* _Objective_
Determine the number of lines in the listing below where the string "всего" occurs; answer with the number alone.

* _Supplied entries_

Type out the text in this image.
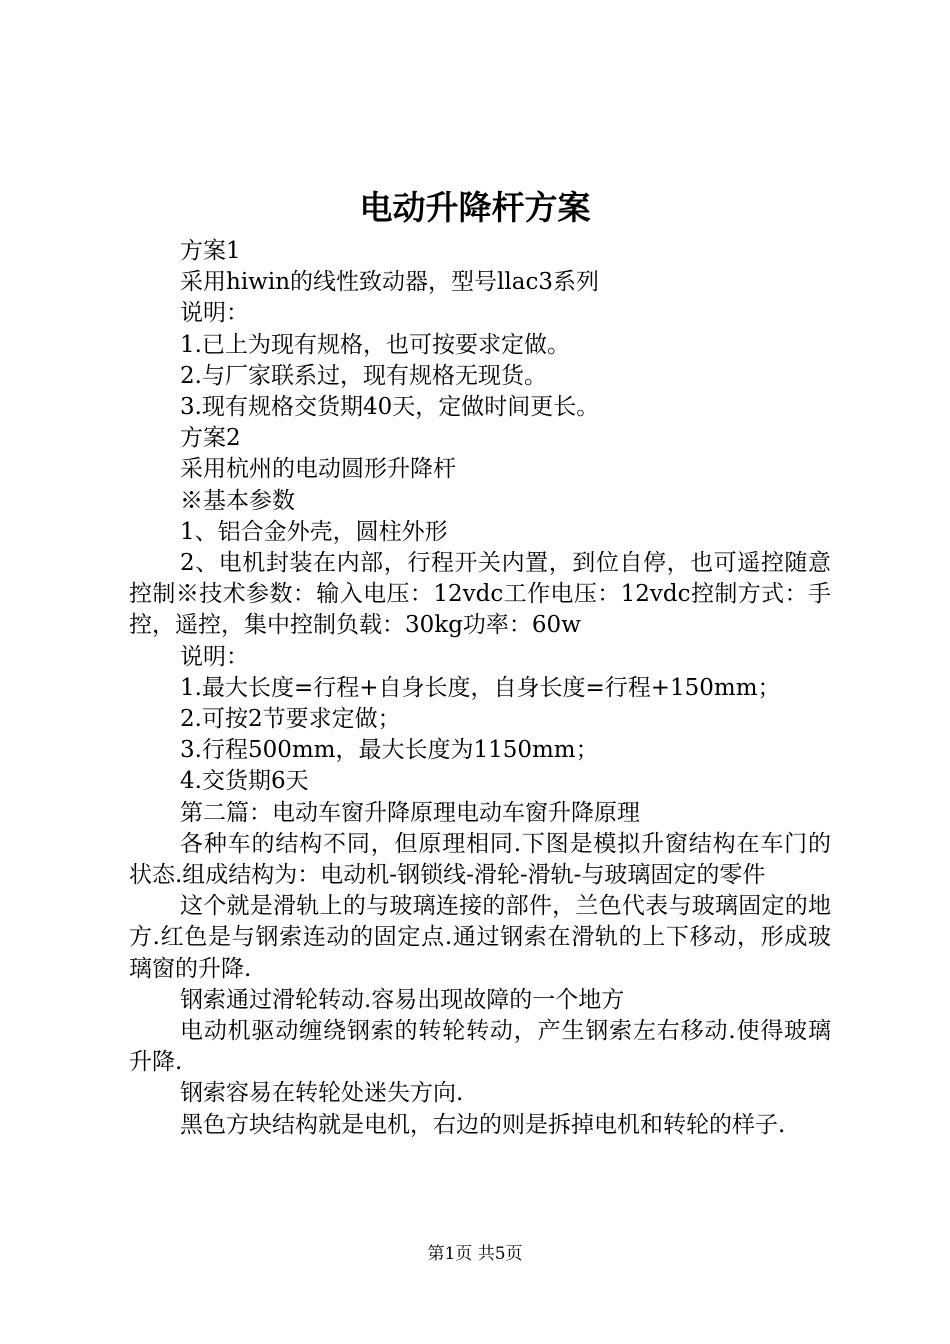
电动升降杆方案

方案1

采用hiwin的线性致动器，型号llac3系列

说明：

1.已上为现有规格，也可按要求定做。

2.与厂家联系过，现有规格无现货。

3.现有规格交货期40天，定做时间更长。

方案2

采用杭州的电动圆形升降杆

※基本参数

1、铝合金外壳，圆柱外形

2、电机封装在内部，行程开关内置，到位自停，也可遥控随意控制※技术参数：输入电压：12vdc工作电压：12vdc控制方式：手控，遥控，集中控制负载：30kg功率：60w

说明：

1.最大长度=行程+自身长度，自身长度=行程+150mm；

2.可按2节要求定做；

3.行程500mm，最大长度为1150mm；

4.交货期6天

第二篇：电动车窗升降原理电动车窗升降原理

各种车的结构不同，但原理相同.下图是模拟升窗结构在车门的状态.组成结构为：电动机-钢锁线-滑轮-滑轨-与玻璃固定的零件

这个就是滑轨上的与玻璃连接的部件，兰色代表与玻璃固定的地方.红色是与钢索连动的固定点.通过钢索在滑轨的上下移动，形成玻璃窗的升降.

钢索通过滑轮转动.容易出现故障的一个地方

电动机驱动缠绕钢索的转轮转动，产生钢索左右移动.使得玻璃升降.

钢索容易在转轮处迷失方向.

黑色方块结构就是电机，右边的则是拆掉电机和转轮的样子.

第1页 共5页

* * *

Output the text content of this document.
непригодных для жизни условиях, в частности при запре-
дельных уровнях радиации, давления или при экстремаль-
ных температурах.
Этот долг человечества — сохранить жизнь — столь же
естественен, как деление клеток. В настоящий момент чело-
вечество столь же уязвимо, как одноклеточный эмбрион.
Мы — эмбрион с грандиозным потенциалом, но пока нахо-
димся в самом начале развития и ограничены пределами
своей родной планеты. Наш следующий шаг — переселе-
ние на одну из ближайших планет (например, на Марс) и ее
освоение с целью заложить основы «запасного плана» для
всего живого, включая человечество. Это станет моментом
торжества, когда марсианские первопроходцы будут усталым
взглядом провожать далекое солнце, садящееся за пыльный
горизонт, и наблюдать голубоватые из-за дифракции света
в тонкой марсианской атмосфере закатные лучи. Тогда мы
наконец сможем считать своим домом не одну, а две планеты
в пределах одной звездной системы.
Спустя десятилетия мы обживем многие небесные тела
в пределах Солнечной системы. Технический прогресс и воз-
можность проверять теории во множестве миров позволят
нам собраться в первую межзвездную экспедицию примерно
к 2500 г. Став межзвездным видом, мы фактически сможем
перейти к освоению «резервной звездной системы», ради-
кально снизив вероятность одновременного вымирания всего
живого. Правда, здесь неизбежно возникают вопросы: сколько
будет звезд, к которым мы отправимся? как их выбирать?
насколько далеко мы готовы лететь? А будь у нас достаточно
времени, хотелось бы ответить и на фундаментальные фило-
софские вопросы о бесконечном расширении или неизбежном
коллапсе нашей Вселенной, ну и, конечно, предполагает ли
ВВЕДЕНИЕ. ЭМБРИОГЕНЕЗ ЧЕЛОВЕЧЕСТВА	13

* _Complete response_
2